(Figure collection entries)
* * *
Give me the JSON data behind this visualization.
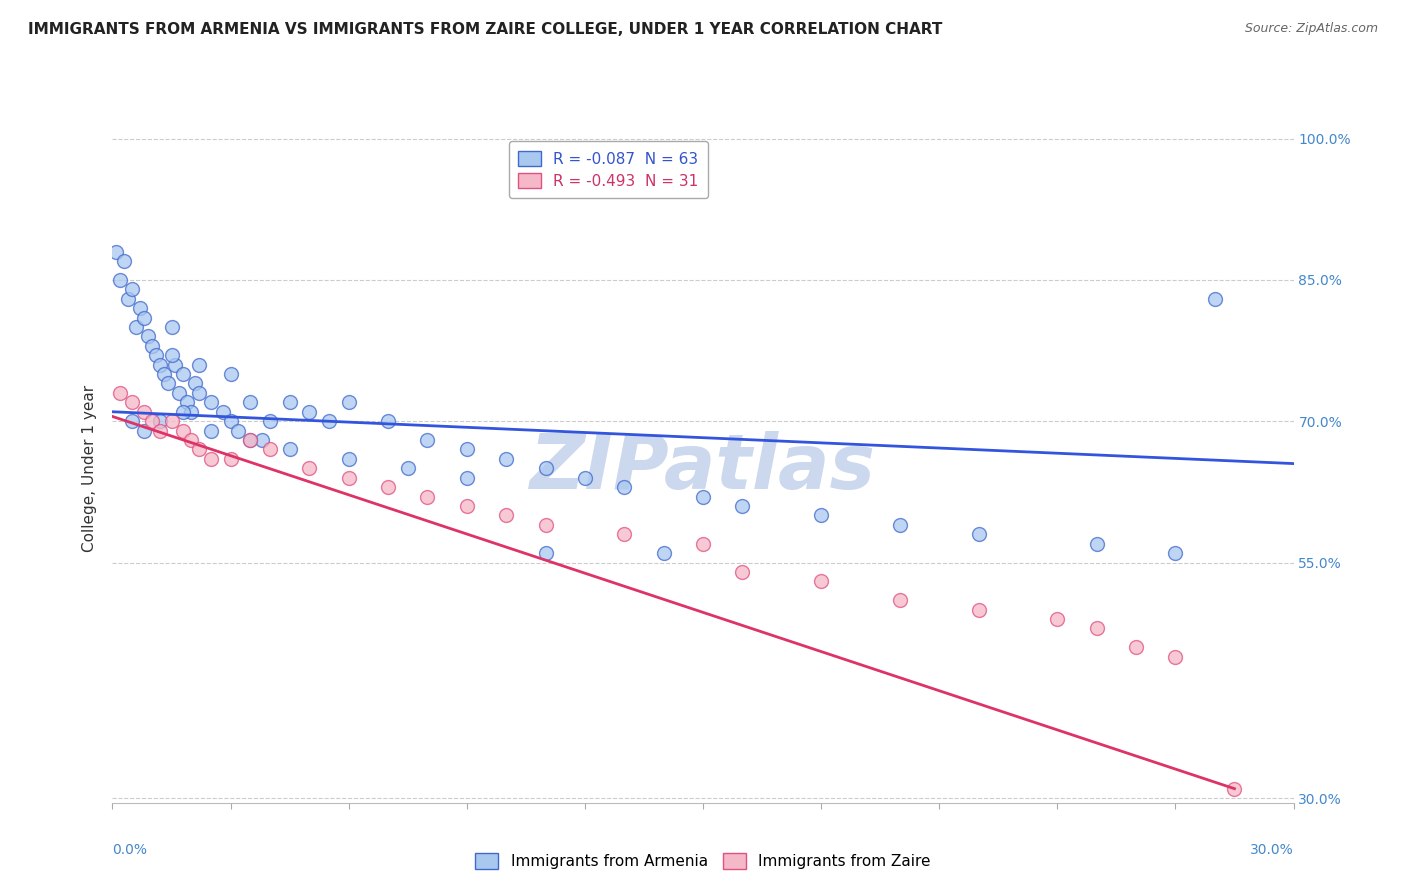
{
  "title": "IMMIGRANTS FROM ARMENIA VS IMMIGRANTS FROM ZAIRE COLLEGE, UNDER 1 YEAR CORRELATION CHART",
  "source": "Source: ZipAtlas.com",
  "ylabel": "College, Under 1 year",
  "legend_entries": [
    {
      "label": "R = -0.087  N = 63",
      "color_face": "#a8c8f0",
      "color_edge": "#4169cc"
    },
    {
      "label": "R = -0.493  N = 31",
      "color_face": "#f5b8c8",
      "color_edge": "#e05080"
    }
  ],
  "legend_text_colors": [
    "#3355cc",
    "#cc3366"
  ],
  "watermark": "ZIPatlas",
  "xlim": [
    0.0,
    0.3
  ],
  "ylim": [
    0.295,
    1.005
  ],
  "yticks": [
    0.3,
    0.55,
    0.7,
    0.85,
    1.0
  ],
  "ytick_labels": [
    "30.0%",
    "55.0%",
    "70.0%",
    "85.0%",
    "100.0%"
  ],
  "xticks": [
    0.0,
    0.03,
    0.06,
    0.09,
    0.12,
    0.15,
    0.18,
    0.21,
    0.24,
    0.27,
    0.3
  ],
  "blue_scatter_x": [
    0.001,
    0.002,
    0.003,
    0.004,
    0.005,
    0.006,
    0.007,
    0.008,
    0.009,
    0.01,
    0.011,
    0.012,
    0.013,
    0.014,
    0.015,
    0.016,
    0.017,
    0.018,
    0.019,
    0.02,
    0.021,
    0.022,
    0.025,
    0.028,
    0.03,
    0.032,
    0.035,
    0.038,
    0.04,
    0.045,
    0.05,
    0.055,
    0.06,
    0.07,
    0.08,
    0.09,
    0.1,
    0.11,
    0.12,
    0.13,
    0.15,
    0.16,
    0.18,
    0.2,
    0.22,
    0.25,
    0.27,
    0.015,
    0.022,
    0.03,
    0.005,
    0.008,
    0.012,
    0.018,
    0.025,
    0.035,
    0.045,
    0.06,
    0.075,
    0.09,
    0.11,
    0.14,
    0.28
  ],
  "blue_scatter_y": [
    0.88,
    0.85,
    0.87,
    0.83,
    0.84,
    0.8,
    0.82,
    0.81,
    0.79,
    0.78,
    0.77,
    0.76,
    0.75,
    0.74,
    0.8,
    0.76,
    0.73,
    0.75,
    0.72,
    0.71,
    0.74,
    0.73,
    0.72,
    0.71,
    0.7,
    0.69,
    0.72,
    0.68,
    0.7,
    0.72,
    0.71,
    0.7,
    0.72,
    0.7,
    0.68,
    0.67,
    0.66,
    0.65,
    0.64,
    0.63,
    0.62,
    0.61,
    0.6,
    0.59,
    0.58,
    0.57,
    0.56,
    0.77,
    0.76,
    0.75,
    0.7,
    0.69,
    0.7,
    0.71,
    0.69,
    0.68,
    0.67,
    0.66,
    0.65,
    0.64,
    0.56,
    0.56,
    0.83
  ],
  "pink_scatter_x": [
    0.002,
    0.005,
    0.008,
    0.01,
    0.012,
    0.015,
    0.018,
    0.02,
    0.022,
    0.025,
    0.03,
    0.035,
    0.04,
    0.05,
    0.06,
    0.07,
    0.08,
    0.09,
    0.1,
    0.11,
    0.13,
    0.15,
    0.16,
    0.18,
    0.2,
    0.22,
    0.24,
    0.25,
    0.26,
    0.27,
    0.285
  ],
  "pink_scatter_y": [
    0.73,
    0.72,
    0.71,
    0.7,
    0.69,
    0.7,
    0.69,
    0.68,
    0.67,
    0.66,
    0.66,
    0.68,
    0.67,
    0.65,
    0.64,
    0.63,
    0.62,
    0.61,
    0.6,
    0.59,
    0.58,
    0.57,
    0.54,
    0.53,
    0.51,
    0.5,
    0.49,
    0.48,
    0.46,
    0.45,
    0.31
  ],
  "blue_line_x": [
    0.0,
    0.3
  ],
  "blue_line_y": [
    0.71,
    0.655
  ],
  "pink_line_x": [
    0.0,
    0.285
  ],
  "pink_line_y": [
    0.705,
    0.31
  ],
  "background_color": "#ffffff",
  "grid_color": "#cccccc",
  "scatter_size": 100,
  "blue_color": "#a8c8f0",
  "blue_edge_color": "#4169cc",
  "pink_color": "#f5b8c8",
  "pink_edge_color": "#e05080",
  "blue_line_color": "#3355dd",
  "pink_line_color": "#dd3366",
  "title_fontsize": 11,
  "source_fontsize": 9,
  "watermark_color": "#ccd8ee",
  "watermark_fontsize": 55,
  "axis_label_color": "#4488cc",
  "ylabel_color": "#333333"
}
* * *
## Task details
Give back each entry exactly as it appears, with no pictures.

## Solution below
Give me the JSON data behind this visualization.
{
  "title": "IMMIGRANTS FROM ARMENIA VS IMMIGRANTS FROM ZAIRE COLLEGE, UNDER 1 YEAR CORRELATION CHART",
  "source": "Source: ZipAtlas.com",
  "ylabel": "College, Under 1 year",
  "legend_entries": [
    {
      "label": "R = -0.087  N = 63",
      "color_face": "#a8c8f0",
      "color_edge": "#4169cc"
    },
    {
      "label": "R = -0.493  N = 31",
      "color_face": "#f5b8c8",
      "color_edge": "#e05080"
    }
  ],
  "legend_text_colors": [
    "#3355cc",
    "#cc3366"
  ],
  "watermark": "ZIPatlas",
  "xlim": [
    0.0,
    0.3
  ],
  "ylim": [
    0.295,
    1.005
  ],
  "yticks": [
    0.3,
    0.55,
    0.7,
    0.85,
    1.0
  ],
  "ytick_labels": [
    "30.0%",
    "55.0%",
    "70.0%",
    "85.0%",
    "100.0%"
  ],
  "xticks": [
    0.0,
    0.03,
    0.06,
    0.09,
    0.12,
    0.15,
    0.18,
    0.21,
    0.24,
    0.27,
    0.3
  ],
  "blue_scatter_x": [
    0.001,
    0.002,
    0.003,
    0.004,
    0.005,
    0.006,
    0.007,
    0.008,
    0.009,
    0.01,
    0.011,
    0.012,
    0.013,
    0.014,
    0.015,
    0.016,
    0.017,
    0.018,
    0.019,
    0.02,
    0.021,
    0.022,
    0.025,
    0.028,
    0.03,
    0.032,
    0.035,
    0.038,
    0.04,
    0.045,
    0.05,
    0.055,
    0.06,
    0.07,
    0.08,
    0.09,
    0.1,
    0.11,
    0.12,
    0.13,
    0.15,
    0.16,
    0.18,
    0.2,
    0.22,
    0.25,
    0.27,
    0.015,
    0.022,
    0.03,
    0.005,
    0.008,
    0.012,
    0.018,
    0.025,
    0.035,
    0.045,
    0.06,
    0.075,
    0.09,
    0.11,
    0.14,
    0.28
  ],
  "blue_scatter_y": [
    0.88,
    0.85,
    0.87,
    0.83,
    0.84,
    0.8,
    0.82,
    0.81,
    0.79,
    0.78,
    0.77,
    0.76,
    0.75,
    0.74,
    0.8,
    0.76,
    0.73,
    0.75,
    0.72,
    0.71,
    0.74,
    0.73,
    0.72,
    0.71,
    0.7,
    0.69,
    0.72,
    0.68,
    0.7,
    0.72,
    0.71,
    0.7,
    0.72,
    0.7,
    0.68,
    0.67,
    0.66,
    0.65,
    0.64,
    0.63,
    0.62,
    0.61,
    0.6,
    0.59,
    0.58,
    0.57,
    0.56,
    0.77,
    0.76,
    0.75,
    0.7,
    0.69,
    0.7,
    0.71,
    0.69,
    0.68,
    0.67,
    0.66,
    0.65,
    0.64,
    0.56,
    0.56,
    0.83
  ],
  "pink_scatter_x": [
    0.002,
    0.005,
    0.008,
    0.01,
    0.012,
    0.015,
    0.018,
    0.02,
    0.022,
    0.025,
    0.03,
    0.035,
    0.04,
    0.05,
    0.06,
    0.07,
    0.08,
    0.09,
    0.1,
    0.11,
    0.13,
    0.15,
    0.16,
    0.18,
    0.2,
    0.22,
    0.24,
    0.25,
    0.26,
    0.27,
    0.285
  ],
  "pink_scatter_y": [
    0.73,
    0.72,
    0.71,
    0.7,
    0.69,
    0.7,
    0.69,
    0.68,
    0.67,
    0.66,
    0.66,
    0.68,
    0.67,
    0.65,
    0.64,
    0.63,
    0.62,
    0.61,
    0.6,
    0.59,
    0.58,
    0.57,
    0.54,
    0.53,
    0.51,
    0.5,
    0.49,
    0.48,
    0.46,
    0.45,
    0.31
  ],
  "blue_line_x": [
    0.0,
    0.3
  ],
  "blue_line_y": [
    0.71,
    0.655
  ],
  "pink_line_x": [
    0.0,
    0.285
  ],
  "pink_line_y": [
    0.705,
    0.31
  ],
  "background_color": "#ffffff",
  "grid_color": "#cccccc",
  "scatter_size": 100,
  "blue_color": "#a8c8f0",
  "blue_edge_color": "#4169cc",
  "pink_color": "#f5b8c8",
  "pink_edge_color": "#e05080",
  "blue_line_color": "#3355dd",
  "pink_line_color": "#dd3366",
  "title_fontsize": 11,
  "source_fontsize": 9,
  "watermark_color": "#ccd8ee",
  "watermark_fontsize": 55,
  "axis_label_color": "#4488cc",
  "ylabel_color": "#333333"
}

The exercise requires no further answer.